• DATASET RECORDS:
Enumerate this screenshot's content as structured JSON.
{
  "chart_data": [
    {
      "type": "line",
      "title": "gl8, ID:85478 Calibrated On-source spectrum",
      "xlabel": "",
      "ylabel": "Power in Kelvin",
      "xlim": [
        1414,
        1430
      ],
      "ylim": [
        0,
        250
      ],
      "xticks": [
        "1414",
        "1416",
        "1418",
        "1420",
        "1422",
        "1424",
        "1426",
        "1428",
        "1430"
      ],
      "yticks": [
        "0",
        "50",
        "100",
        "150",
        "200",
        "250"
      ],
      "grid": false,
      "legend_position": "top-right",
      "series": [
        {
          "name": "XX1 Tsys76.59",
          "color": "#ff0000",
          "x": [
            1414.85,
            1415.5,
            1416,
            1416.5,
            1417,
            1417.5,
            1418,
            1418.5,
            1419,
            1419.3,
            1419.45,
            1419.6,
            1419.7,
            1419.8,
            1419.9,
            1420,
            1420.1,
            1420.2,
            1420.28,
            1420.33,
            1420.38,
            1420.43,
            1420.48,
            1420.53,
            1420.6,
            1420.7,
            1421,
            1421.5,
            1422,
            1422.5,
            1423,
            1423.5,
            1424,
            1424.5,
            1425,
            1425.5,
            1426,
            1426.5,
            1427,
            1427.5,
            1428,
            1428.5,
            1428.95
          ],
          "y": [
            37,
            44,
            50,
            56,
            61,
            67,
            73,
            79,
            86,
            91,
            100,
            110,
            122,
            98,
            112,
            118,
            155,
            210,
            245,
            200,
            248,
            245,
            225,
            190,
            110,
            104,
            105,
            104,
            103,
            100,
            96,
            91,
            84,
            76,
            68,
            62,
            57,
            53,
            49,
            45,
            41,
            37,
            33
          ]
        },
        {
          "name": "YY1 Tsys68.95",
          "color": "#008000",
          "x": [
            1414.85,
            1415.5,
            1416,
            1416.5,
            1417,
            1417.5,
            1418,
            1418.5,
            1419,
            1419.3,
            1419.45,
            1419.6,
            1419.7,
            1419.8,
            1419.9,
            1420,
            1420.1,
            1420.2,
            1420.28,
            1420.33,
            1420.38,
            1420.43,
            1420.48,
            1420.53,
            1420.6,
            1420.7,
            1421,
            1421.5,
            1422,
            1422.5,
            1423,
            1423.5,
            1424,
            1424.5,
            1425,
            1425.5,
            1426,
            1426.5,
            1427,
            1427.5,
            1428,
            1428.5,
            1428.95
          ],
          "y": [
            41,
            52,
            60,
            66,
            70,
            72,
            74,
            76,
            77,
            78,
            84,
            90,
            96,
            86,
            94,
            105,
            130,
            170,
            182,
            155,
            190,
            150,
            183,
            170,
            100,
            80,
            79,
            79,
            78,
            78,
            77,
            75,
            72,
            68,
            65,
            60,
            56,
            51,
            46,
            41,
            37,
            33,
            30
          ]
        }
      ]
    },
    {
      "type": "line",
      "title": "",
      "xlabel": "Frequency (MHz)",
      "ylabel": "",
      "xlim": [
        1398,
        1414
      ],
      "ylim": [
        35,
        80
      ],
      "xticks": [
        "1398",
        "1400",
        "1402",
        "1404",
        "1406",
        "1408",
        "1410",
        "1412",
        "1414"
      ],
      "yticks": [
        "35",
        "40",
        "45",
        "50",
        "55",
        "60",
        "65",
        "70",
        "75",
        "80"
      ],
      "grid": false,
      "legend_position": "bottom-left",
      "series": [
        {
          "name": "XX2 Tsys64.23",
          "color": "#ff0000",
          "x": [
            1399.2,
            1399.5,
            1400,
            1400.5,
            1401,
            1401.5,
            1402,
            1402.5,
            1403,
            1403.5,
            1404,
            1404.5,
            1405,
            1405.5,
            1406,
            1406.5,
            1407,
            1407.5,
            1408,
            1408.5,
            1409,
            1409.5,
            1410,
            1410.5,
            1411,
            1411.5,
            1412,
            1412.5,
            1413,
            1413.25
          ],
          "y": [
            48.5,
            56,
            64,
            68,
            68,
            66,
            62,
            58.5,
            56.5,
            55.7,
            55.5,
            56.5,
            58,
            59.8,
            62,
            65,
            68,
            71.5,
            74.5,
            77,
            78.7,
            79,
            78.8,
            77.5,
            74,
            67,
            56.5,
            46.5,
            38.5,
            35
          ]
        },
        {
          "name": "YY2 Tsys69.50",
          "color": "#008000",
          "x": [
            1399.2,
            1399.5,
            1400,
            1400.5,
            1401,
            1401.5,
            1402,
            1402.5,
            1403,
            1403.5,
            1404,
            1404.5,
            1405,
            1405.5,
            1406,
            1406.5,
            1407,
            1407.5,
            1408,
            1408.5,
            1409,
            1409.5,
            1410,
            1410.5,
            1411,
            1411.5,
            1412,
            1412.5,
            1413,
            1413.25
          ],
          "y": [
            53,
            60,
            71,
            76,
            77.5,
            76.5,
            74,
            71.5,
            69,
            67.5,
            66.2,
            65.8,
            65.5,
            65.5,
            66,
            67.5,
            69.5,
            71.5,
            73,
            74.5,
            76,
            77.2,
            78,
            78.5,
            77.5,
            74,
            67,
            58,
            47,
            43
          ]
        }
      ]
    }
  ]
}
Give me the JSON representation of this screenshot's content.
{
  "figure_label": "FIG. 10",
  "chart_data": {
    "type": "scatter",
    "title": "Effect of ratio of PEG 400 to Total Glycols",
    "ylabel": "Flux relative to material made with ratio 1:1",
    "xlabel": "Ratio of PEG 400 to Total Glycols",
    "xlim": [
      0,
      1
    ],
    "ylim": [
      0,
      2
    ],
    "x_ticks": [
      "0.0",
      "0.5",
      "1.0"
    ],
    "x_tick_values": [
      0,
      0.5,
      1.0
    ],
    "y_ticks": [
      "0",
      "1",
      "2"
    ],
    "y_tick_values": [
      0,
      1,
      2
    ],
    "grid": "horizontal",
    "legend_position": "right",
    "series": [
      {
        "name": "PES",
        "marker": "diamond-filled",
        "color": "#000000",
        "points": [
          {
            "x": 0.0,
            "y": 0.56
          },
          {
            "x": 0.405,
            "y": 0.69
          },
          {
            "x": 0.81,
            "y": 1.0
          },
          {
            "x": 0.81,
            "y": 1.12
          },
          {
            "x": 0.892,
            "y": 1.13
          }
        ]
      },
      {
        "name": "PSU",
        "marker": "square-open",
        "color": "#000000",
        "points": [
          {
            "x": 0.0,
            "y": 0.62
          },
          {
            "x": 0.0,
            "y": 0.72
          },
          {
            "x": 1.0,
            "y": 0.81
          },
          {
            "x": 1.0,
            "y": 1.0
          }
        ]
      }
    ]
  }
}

• DIRECTIVE: Keep only those lines of the records that hold "screenshot", and return them.

• RESULT FOR THIS TASK:
Enumerate this screenshot's content as structured JSON.
Give me the JSON representation of this screenshot's content.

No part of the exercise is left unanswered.